▸ Dataset excerpts

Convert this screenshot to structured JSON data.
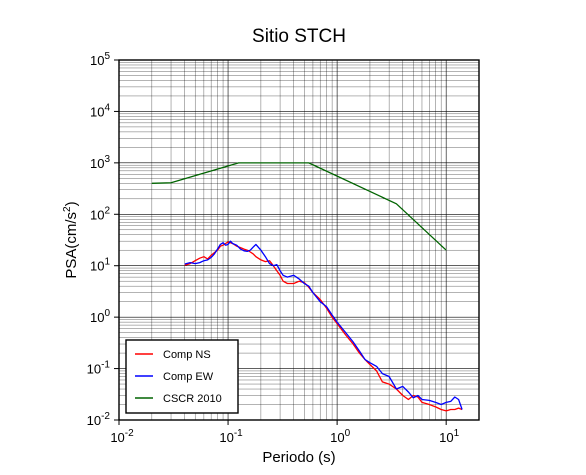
{
  "chart_data": {
    "type": "line",
    "title": "Sitio STCH",
    "xlabel": "Periodo (s)",
    "ylabel_base": "PSA(cm/s",
    "ylabel_sup": "2",
    "ylabel_end": ")",
    "x_scale": "log",
    "y_scale": "log",
    "xlim": [
      0.01,
      20
    ],
    "ylim": [
      0.01,
      100000
    ],
    "grid": true,
    "legend_position": "bottom-left",
    "x_ticks": [
      {
        "value": 0.01,
        "base": "10",
        "exp": "-2"
      },
      {
        "value": 0.1,
        "base": "10",
        "exp": "-1"
      },
      {
        "value": 1,
        "base": "10",
        "exp": "0"
      },
      {
        "value": 10,
        "base": "10",
        "exp": "1"
      }
    ],
    "y_ticks": [
      {
        "value": 0.01,
        "base": "10",
        "exp": "-2"
      },
      {
        "value": 0.1,
        "base": "10",
        "exp": "-1"
      },
      {
        "value": 1,
        "base": "10",
        "exp": "0"
      },
      {
        "value": 10,
        "base": "10",
        "exp": "1"
      },
      {
        "value": 100,
        "base": "10",
        "exp": "2"
      },
      {
        "value": 1000,
        "base": "10",
        "exp": "3"
      },
      {
        "value": 10000,
        "base": "10",
        "exp": "4"
      },
      {
        "value": 100000,
        "base": "10",
        "exp": "5"
      }
    ],
    "series": [
      {
        "name": "Comp NS",
        "color": "#ff0000",
        "x": [
          0.04,
          0.045,
          0.05,
          0.055,
          0.06,
          0.065,
          0.07,
          0.075,
          0.08,
          0.085,
          0.09,
          0.095,
          0.1,
          0.105,
          0.11,
          0.12,
          0.13,
          0.14,
          0.15,
          0.16,
          0.17,
          0.18,
          0.2,
          0.22,
          0.24,
          0.26,
          0.28,
          0.3,
          0.32,
          0.35,
          0.4,
          0.45,
          0.5,
          0.55,
          0.6,
          0.7,
          0.8,
          0.9,
          1.0,
          1.2,
          1.4,
          1.6,
          1.8,
          2.0,
          2.3,
          2.6,
          3.0,
          3.5,
          4.0,
          4.5,
          5.0,
          5.5,
          6.0,
          7.0,
          8.0,
          9.0,
          10.0,
          11.0,
          12.0,
          13.0,
          14.0
        ],
        "y": [
          10.2,
          11.0,
          12.5,
          14.0,
          15.0,
          13.5,
          16.0,
          18.0,
          20.0,
          24.0,
          25.0,
          27.0,
          29.0,
          28.0,
          27.0,
          24.0,
          22.5,
          21.0,
          20.0,
          18.5,
          17.0,
          15.0,
          13.0,
          12.0,
          12.5,
          10.0,
          8.0,
          6.5,
          5.0,
          4.5,
          4.5,
          5.0,
          4.7,
          3.8,
          3.0,
          2.2,
          1.5,
          1.0,
          0.75,
          0.45,
          0.3,
          0.2,
          0.15,
          0.12,
          0.09,
          0.055,
          0.05,
          0.04,
          0.03,
          0.025,
          0.03,
          0.028,
          0.022,
          0.02,
          0.018,
          0.016,
          0.015,
          0.016,
          0.016,
          0.017,
          0.016
        ]
      },
      {
        "name": "Comp EW",
        "color": "#0000ff",
        "x": [
          0.04,
          0.045,
          0.05,
          0.055,
          0.06,
          0.065,
          0.07,
          0.075,
          0.08,
          0.085,
          0.09,
          0.095,
          0.1,
          0.105,
          0.11,
          0.12,
          0.13,
          0.14,
          0.15,
          0.16,
          0.17,
          0.18,
          0.2,
          0.22,
          0.24,
          0.26,
          0.28,
          0.3,
          0.32,
          0.35,
          0.4,
          0.45,
          0.5,
          0.55,
          0.6,
          0.7,
          0.8,
          0.9,
          1.0,
          1.2,
          1.4,
          1.6,
          1.8,
          2.0,
          2.3,
          2.6,
          3.0,
          3.5,
          4.0,
          4.5,
          5.0,
          5.5,
          6.0,
          7.0,
          8.0,
          9.0,
          10.0,
          11.0,
          12.0,
          13.0,
          14.0
        ],
        "y": [
          10.8,
          11.5,
          11.0,
          11.5,
          12.5,
          13.0,
          14.5,
          17.0,
          21.0,
          26.0,
          28.0,
          25.0,
          26.0,
          30.0,
          27.0,
          25.0,
          21.0,
          19.5,
          19.0,
          20.0,
          23.0,
          26.0,
          20.0,
          15.0,
          11.0,
          10.0,
          10.5,
          8.0,
          6.5,
          6.0,
          6.5,
          5.5,
          4.5,
          4.0,
          3.0,
          2.0,
          1.6,
          1.1,
          0.8,
          0.5,
          0.33,
          0.22,
          0.15,
          0.13,
          0.11,
          0.08,
          0.07,
          0.04,
          0.045,
          0.035,
          0.027,
          0.03,
          0.025,
          0.024,
          0.022,
          0.02,
          0.022,
          0.023,
          0.028,
          0.025,
          0.016
        ]
      },
      {
        "name": "CSCR 2010",
        "color": "#006400",
        "x": [
          0.02,
          0.03,
          0.125,
          0.55,
          3.5,
          10.0
        ],
        "y": [
          400,
          410,
          1000,
          1000,
          160,
          20
        ]
      }
    ]
  }
}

▸ Exercise instructions
Make an exact copy of the whole listing, but don't bring over any pictures.

▸ The output
Convert this screenshot to structured JSON data.
{
  "chart_data": {
    "type": "line",
    "title": "Sitio STCH",
    "xlabel": "Periodo (s)",
    "ylabel_base": "PSA(cm/s",
    "ylabel_sup": "2",
    "ylabel_end": ")",
    "x_scale": "log",
    "y_scale": "log",
    "xlim": [
      0.01,
      20
    ],
    "ylim": [
      0.01,
      100000
    ],
    "grid": true,
    "legend_position": "bottom-left",
    "x_ticks": [
      {
        "value": 0.01,
        "base": "10",
        "exp": "-2"
      },
      {
        "value": 0.1,
        "base": "10",
        "exp": "-1"
      },
      {
        "value": 1,
        "base": "10",
        "exp": "0"
      },
      {
        "value": 10,
        "base": "10",
        "exp": "1"
      }
    ],
    "y_ticks": [
      {
        "value": 0.01,
        "base": "10",
        "exp": "-2"
      },
      {
        "value": 0.1,
        "base": "10",
        "exp": "-1"
      },
      {
        "value": 1,
        "base": "10",
        "exp": "0"
      },
      {
        "value": 10,
        "base": "10",
        "exp": "1"
      },
      {
        "value": 100,
        "base": "10",
        "exp": "2"
      },
      {
        "value": 1000,
        "base": "10",
        "exp": "3"
      },
      {
        "value": 10000,
        "base": "10",
        "exp": "4"
      },
      {
        "value": 100000,
        "base": "10",
        "exp": "5"
      }
    ],
    "series": [
      {
        "name": "Comp NS",
        "color": "#ff0000",
        "x": [
          0.04,
          0.045,
          0.05,
          0.055,
          0.06,
          0.065,
          0.07,
          0.075,
          0.08,
          0.085,
          0.09,
          0.095,
          0.1,
          0.105,
          0.11,
          0.12,
          0.13,
          0.14,
          0.15,
          0.16,
          0.17,
          0.18,
          0.2,
          0.22,
          0.24,
          0.26,
          0.28,
          0.3,
          0.32,
          0.35,
          0.4,
          0.45,
          0.5,
          0.55,
          0.6,
          0.7,
          0.8,
          0.9,
          1.0,
          1.2,
          1.4,
          1.6,
          1.8,
          2.0,
          2.3,
          2.6,
          3.0,
          3.5,
          4.0,
          4.5,
          5.0,
          5.5,
          6.0,
          7.0,
          8.0,
          9.0,
          10.0,
          11.0,
          12.0,
          13.0,
          14.0
        ],
        "y": [
          10.2,
          11.0,
          12.5,
          14.0,
          15.0,
          13.5,
          16.0,
          18.0,
          20.0,
          24.0,
          25.0,
          27.0,
          29.0,
          28.0,
          27.0,
          24.0,
          22.5,
          21.0,
          20.0,
          18.5,
          17.0,
          15.0,
          13.0,
          12.0,
          12.5,
          10.0,
          8.0,
          6.5,
          5.0,
          4.5,
          4.5,
          5.0,
          4.7,
          3.8,
          3.0,
          2.2,
          1.5,
          1.0,
          0.75,
          0.45,
          0.3,
          0.2,
          0.15,
          0.12,
          0.09,
          0.055,
          0.05,
          0.04,
          0.03,
          0.025,
          0.03,
          0.028,
          0.022,
          0.02,
          0.018,
          0.016,
          0.015,
          0.016,
          0.016,
          0.017,
          0.016
        ]
      },
      {
        "name": "Comp EW",
        "color": "#0000ff",
        "x": [
          0.04,
          0.045,
          0.05,
          0.055,
          0.06,
          0.065,
          0.07,
          0.075,
          0.08,
          0.085,
          0.09,
          0.095,
          0.1,
          0.105,
          0.11,
          0.12,
          0.13,
          0.14,
          0.15,
          0.16,
          0.17,
          0.18,
          0.2,
          0.22,
          0.24,
          0.26,
          0.28,
          0.3,
          0.32,
          0.35,
          0.4,
          0.45,
          0.5,
          0.55,
          0.6,
          0.7,
          0.8,
          0.9,
          1.0,
          1.2,
          1.4,
          1.6,
          1.8,
          2.0,
          2.3,
          2.6,
          3.0,
          3.5,
          4.0,
          4.5,
          5.0,
          5.5,
          6.0,
          7.0,
          8.0,
          9.0,
          10.0,
          11.0,
          12.0,
          13.0,
          14.0
        ],
        "y": [
          10.8,
          11.5,
          11.0,
          11.5,
          12.5,
          13.0,
          14.5,
          17.0,
          21.0,
          26.0,
          28.0,
          25.0,
          26.0,
          30.0,
          27.0,
          25.0,
          21.0,
          19.5,
          19.0,
          20.0,
          23.0,
          26.0,
          20.0,
          15.0,
          11.0,
          10.0,
          10.5,
          8.0,
          6.5,
          6.0,
          6.5,
          5.5,
          4.5,
          4.0,
          3.0,
          2.0,
          1.6,
          1.1,
          0.8,
          0.5,
          0.33,
          0.22,
          0.15,
          0.13,
          0.11,
          0.08,
          0.07,
          0.04,
          0.045,
          0.035,
          0.027,
          0.03,
          0.025,
          0.024,
          0.022,
          0.02,
          0.022,
          0.023,
          0.028,
          0.025,
          0.016
        ]
      },
      {
        "name": "CSCR 2010",
        "color": "#006400",
        "x": [
          0.02,
          0.03,
          0.125,
          0.55,
          3.5,
          10.0
        ],
        "y": [
          400,
          410,
          1000,
          1000,
          160,
          20
        ]
      }
    ]
  }
}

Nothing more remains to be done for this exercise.